• _WHAT TO WORK ON_
Render each line of the region boundary data below as a numbered list, leaving out any blank lines.

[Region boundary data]
================================

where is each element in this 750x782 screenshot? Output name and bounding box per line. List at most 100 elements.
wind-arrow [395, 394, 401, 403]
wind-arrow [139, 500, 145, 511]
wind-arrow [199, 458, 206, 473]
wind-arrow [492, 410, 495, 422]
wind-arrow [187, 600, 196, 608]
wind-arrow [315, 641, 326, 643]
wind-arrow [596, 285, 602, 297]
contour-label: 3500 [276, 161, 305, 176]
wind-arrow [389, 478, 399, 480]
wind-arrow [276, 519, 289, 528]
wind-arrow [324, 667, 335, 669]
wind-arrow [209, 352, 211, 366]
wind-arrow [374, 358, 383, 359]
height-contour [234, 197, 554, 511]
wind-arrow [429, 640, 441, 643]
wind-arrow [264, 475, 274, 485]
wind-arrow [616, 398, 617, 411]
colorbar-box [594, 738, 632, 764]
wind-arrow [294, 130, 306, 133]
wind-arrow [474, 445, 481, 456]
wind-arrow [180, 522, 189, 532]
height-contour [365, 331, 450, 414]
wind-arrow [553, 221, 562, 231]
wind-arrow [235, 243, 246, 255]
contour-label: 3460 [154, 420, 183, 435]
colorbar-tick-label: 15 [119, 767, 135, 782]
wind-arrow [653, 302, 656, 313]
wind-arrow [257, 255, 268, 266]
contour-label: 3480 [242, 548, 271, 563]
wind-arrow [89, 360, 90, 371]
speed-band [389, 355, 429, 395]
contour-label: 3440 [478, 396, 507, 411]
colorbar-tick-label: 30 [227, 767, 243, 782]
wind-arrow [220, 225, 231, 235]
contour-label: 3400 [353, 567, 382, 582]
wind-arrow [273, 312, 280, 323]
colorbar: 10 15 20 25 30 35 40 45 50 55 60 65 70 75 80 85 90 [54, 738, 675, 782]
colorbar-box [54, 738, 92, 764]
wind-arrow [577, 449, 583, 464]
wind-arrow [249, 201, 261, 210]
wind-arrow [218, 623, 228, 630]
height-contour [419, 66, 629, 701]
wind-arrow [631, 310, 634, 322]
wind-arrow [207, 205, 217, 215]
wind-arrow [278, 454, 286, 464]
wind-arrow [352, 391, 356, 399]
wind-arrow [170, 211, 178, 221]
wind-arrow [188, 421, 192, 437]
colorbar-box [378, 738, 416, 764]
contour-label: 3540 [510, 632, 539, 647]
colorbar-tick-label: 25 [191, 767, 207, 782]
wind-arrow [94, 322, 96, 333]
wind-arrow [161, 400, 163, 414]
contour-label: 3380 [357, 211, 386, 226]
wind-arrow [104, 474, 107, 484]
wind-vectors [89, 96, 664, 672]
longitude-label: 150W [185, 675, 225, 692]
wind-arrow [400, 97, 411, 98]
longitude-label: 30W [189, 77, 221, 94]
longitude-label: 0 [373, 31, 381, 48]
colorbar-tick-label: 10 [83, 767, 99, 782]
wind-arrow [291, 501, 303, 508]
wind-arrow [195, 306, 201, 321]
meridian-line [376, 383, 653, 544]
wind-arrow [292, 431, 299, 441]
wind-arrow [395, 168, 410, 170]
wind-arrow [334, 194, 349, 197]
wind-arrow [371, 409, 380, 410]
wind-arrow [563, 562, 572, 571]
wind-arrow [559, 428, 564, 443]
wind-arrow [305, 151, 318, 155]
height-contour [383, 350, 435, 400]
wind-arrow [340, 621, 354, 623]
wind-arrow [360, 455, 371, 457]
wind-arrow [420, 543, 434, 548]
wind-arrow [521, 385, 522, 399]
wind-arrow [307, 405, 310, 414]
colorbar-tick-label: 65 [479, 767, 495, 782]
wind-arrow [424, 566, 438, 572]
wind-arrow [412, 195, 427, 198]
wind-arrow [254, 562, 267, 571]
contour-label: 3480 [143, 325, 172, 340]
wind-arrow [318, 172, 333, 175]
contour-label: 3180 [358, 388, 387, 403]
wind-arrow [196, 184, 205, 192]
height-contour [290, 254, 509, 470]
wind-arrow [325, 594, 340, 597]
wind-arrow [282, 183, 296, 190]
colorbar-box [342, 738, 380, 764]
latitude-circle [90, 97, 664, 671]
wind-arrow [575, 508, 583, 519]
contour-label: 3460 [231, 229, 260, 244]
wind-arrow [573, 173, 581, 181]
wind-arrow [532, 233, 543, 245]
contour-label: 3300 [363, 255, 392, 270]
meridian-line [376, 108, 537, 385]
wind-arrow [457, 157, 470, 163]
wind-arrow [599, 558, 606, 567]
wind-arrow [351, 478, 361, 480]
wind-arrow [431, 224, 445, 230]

================================

• _RESPONSE TO THE EXERCISE_
1. where is each element in this 750x782 screenshot? Output name and bounding box per line. List at most 100 elements.
2. wind-arrow [395, 394, 401, 403]
3. wind-arrow [139, 500, 145, 511]
4. wind-arrow [199, 458, 206, 473]
5. wind-arrow [492, 410, 495, 422]
6. wind-arrow [187, 600, 196, 608]
7. wind-arrow [315, 641, 326, 643]
8. wind-arrow [596, 285, 602, 297]
9. contour-label: 3500 [276, 161, 305, 176]
10. wind-arrow [389, 478, 399, 480]
11. wind-arrow [276, 519, 289, 528]
12. wind-arrow [324, 667, 335, 669]
13. wind-arrow [209, 352, 211, 366]
14. wind-arrow [374, 358, 383, 359]
15. height-contour [234, 197, 554, 511]
16. wind-arrow [429, 640, 441, 643]
17. wind-arrow [264, 475, 274, 485]
18. wind-arrow [616, 398, 617, 411]
19. colorbar-box [594, 738, 632, 764]
20. wind-arrow [294, 130, 306, 133]
21. wind-arrow [474, 445, 481, 456]
22. wind-arrow [180, 522, 189, 532]
23. height-contour [365, 331, 450, 414]
24. wind-arrow [553, 221, 562, 231]
25. wind-arrow [235, 243, 246, 255]
26. contour-label: 3460 [154, 420, 183, 435]
27. colorbar-tick-label: 15 [119, 767, 135, 782]
28. wind-arrow [653, 302, 656, 313]
29. wind-arrow [257, 255, 268, 266]
30. contour-label: 3480 [242, 548, 271, 563]
31. wind-arrow [89, 360, 90, 371]
32. speed-band [389, 355, 429, 395]
33. contour-label: 3440 [478, 396, 507, 411]
34. colorbar-tick-label: 30 [227, 767, 243, 782]
35. wind-arrow [220, 225, 231, 235]
36. contour-label: 3400 [353, 567, 382, 582]
37. wind-arrow [273, 312, 280, 323]
38. colorbar: 10 15 20 25 30 35 40 45 50 55 60 65 70 75 80 85 90 [54, 738, 675, 782]
39. colorbar-box [54, 738, 92, 764]
40. wind-arrow [577, 449, 583, 464]
41. wind-arrow [249, 201, 261, 210]
42. wind-arrow [218, 623, 228, 630]
43. height-contour [419, 66, 629, 701]
44. wind-arrow [631, 310, 634, 322]
45. wind-arrow [207, 205, 217, 215]
46. wind-arrow [278, 454, 286, 464]
47. wind-arrow [352, 391, 356, 399]
48. wind-arrow [170, 211, 178, 221]
49. wind-arrow [188, 421, 192, 437]
50. colorbar-box [378, 738, 416, 764]
51. contour-label: 3540 [510, 632, 539, 647]
52. colorbar-tick-label: 25 [191, 767, 207, 782]
53. wind-arrow [94, 322, 96, 333]
54. wind-arrow [161, 400, 163, 414]
55. contour-label: 3380 [357, 211, 386, 226]
56. wind-arrow [104, 474, 107, 484]
57. wind-vectors [89, 96, 664, 672]
58. longitude-label: 150W [185, 675, 225, 692]
59. wind-arrow [400, 97, 411, 98]
60. longitude-label: 30W [189, 77, 221, 94]
61. longitude-label: 0 [373, 31, 381, 48]
62. colorbar-tick-label: 10 [83, 767, 99, 782]
63. wind-arrow [291, 501, 303, 508]
64. wind-arrow [195, 306, 201, 321]
65. meridian-line [376, 383, 653, 544]
66. wind-arrow [292, 431, 299, 441]
67. wind-arrow [395, 168, 410, 170]
68. wind-arrow [334, 194, 349, 197]
69. wind-arrow [371, 409, 380, 410]
70. wind-arrow [563, 562, 572, 571]
71. wind-arrow [559, 428, 564, 443]
72. wind-arrow [305, 151, 318, 155]
73. height-contour [383, 350, 435, 400]
74. wind-arrow [340, 621, 354, 623]
75. wind-arrow [360, 455, 371, 457]
76. wind-arrow [420, 543, 434, 548]
77. wind-arrow [521, 385, 522, 399]
78. wind-arrow [307, 405, 310, 414]
79. colorbar-tick-label: 65 [479, 767, 495, 782]
80. wind-arrow [424, 566, 438, 572]
81. wind-arrow [412, 195, 427, 198]
82. wind-arrow [254, 562, 267, 571]
83. contour-label: 3480 [143, 325, 172, 340]
84. wind-arrow [318, 172, 333, 175]
85. contour-label: 3180 [358, 388, 387, 403]
86. wind-arrow [196, 184, 205, 192]
87. height-contour [290, 254, 509, 470]
88. wind-arrow [325, 594, 340, 597]
89. wind-arrow [282, 183, 296, 190]
90. colorbar-box [342, 738, 380, 764]
91. latitude-circle [90, 97, 664, 671]
92. wind-arrow [575, 508, 583, 519]
93. contour-label: 3460 [231, 229, 260, 244]
94. wind-arrow [573, 173, 581, 181]
95. wind-arrow [532, 233, 543, 245]
96. contour-label: 3300 [363, 255, 392, 270]
97. meridian-line [376, 108, 537, 385]
98. wind-arrow [457, 157, 470, 163]
99. wind-arrow [599, 558, 606, 567]
100. wind-arrow [351, 478, 361, 480]
101. wind-arrow [431, 224, 445, 230]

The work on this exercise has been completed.